**Stated goal:**
Output solely the number of lines containing the string "instrumentation".

== Provided data ==

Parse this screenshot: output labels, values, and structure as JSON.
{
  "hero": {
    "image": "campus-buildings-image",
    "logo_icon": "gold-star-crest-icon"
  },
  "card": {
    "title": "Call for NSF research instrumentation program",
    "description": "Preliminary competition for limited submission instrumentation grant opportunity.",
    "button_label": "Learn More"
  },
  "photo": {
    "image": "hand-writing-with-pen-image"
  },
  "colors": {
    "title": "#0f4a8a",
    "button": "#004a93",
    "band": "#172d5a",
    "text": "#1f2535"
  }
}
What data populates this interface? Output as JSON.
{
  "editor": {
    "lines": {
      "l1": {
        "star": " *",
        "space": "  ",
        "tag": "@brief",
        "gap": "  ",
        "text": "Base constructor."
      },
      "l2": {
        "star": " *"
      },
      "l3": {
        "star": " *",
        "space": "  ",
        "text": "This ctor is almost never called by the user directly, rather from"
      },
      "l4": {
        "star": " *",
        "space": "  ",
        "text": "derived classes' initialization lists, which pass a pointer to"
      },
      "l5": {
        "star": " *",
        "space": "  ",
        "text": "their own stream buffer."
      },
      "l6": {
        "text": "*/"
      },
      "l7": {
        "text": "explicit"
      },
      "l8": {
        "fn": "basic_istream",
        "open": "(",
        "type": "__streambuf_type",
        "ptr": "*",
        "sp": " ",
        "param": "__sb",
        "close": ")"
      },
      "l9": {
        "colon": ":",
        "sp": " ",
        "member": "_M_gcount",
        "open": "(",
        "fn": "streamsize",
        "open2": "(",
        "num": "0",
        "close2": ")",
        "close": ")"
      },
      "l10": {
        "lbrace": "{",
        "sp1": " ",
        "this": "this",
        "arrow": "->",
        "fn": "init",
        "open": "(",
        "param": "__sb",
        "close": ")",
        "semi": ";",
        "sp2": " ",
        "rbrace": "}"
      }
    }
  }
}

===

**Solution to this task:**
2